**Instruction:**
Omit the images, then print each record below exactly as it reads.

**Data items:**
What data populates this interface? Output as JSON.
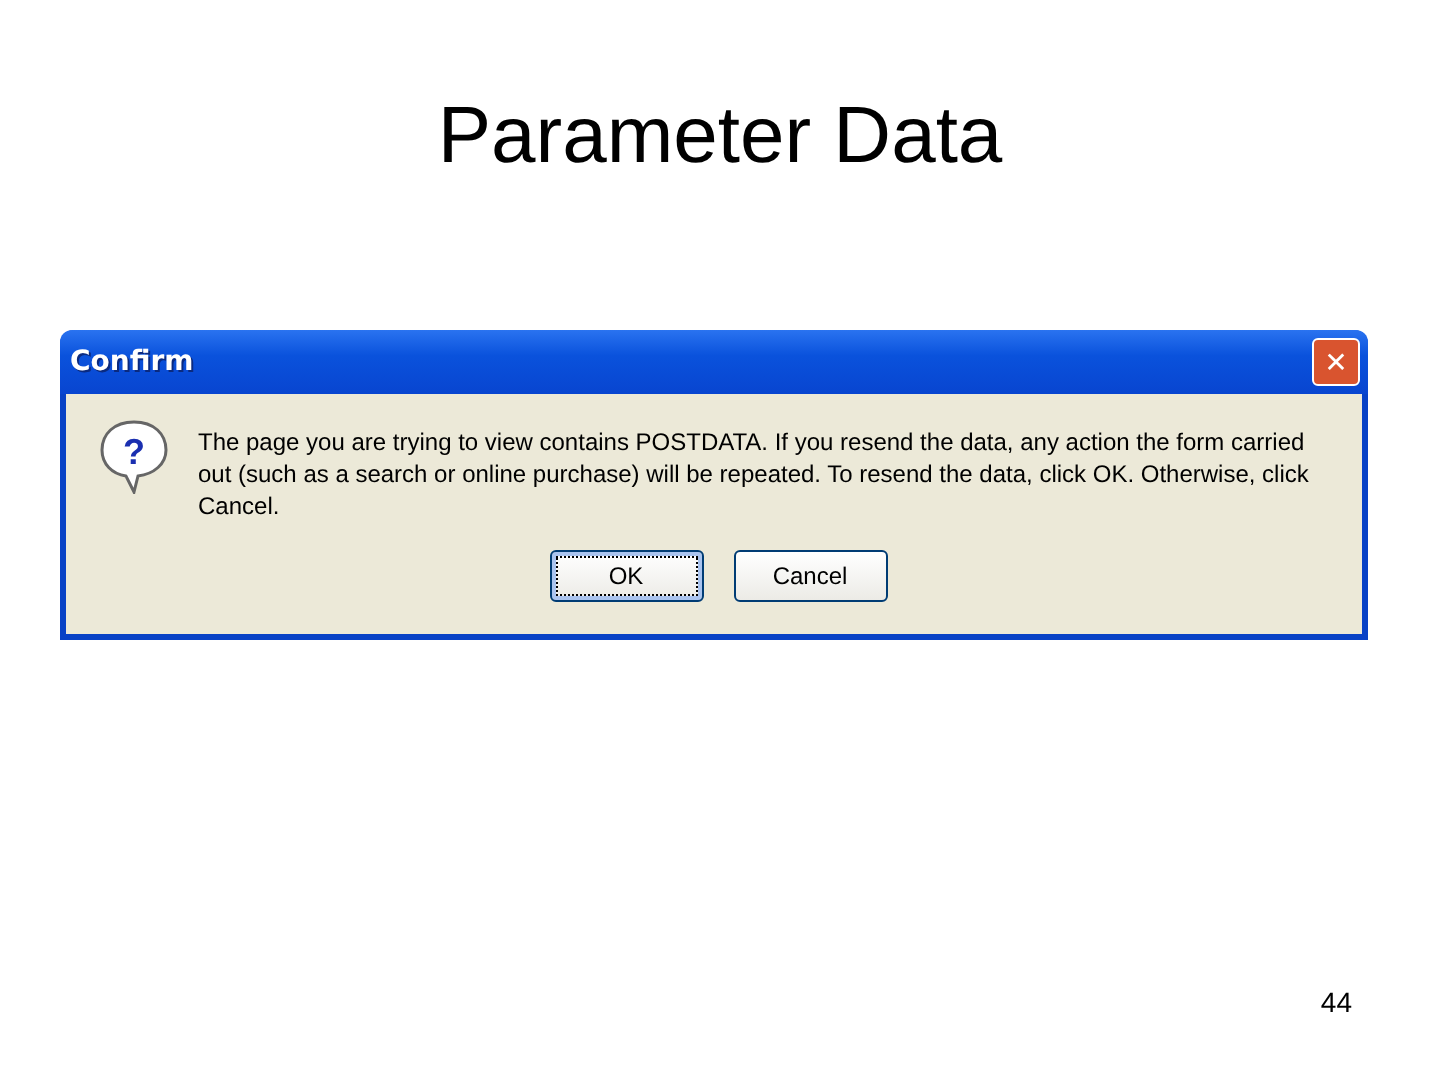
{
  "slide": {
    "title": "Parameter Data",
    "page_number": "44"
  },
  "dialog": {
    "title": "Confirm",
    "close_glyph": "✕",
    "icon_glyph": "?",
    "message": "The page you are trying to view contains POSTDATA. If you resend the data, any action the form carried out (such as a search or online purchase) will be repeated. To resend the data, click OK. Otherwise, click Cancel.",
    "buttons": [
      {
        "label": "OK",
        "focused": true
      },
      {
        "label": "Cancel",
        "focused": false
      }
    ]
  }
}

**Completed task:**
What data populates this interface? Output as JSON.
{
  "slide": {
    "title": "Parameter Data",
    "page_number": "44"
  },
  "dialog": {
    "title": "Confirm",
    "close_glyph": "✕",
    "icon_glyph": "?",
    "message": "The page you are trying to view contains POSTDATA. If you resend the data, any action the form carried out (such as a search or online purchase) will be repeated. To resend the data, click OK. Otherwise, click Cancel.",
    "buttons": [
      {
        "label": "OK",
        "focused": true
      },
      {
        "label": "Cancel",
        "focused": false
      }
    ]
  }
}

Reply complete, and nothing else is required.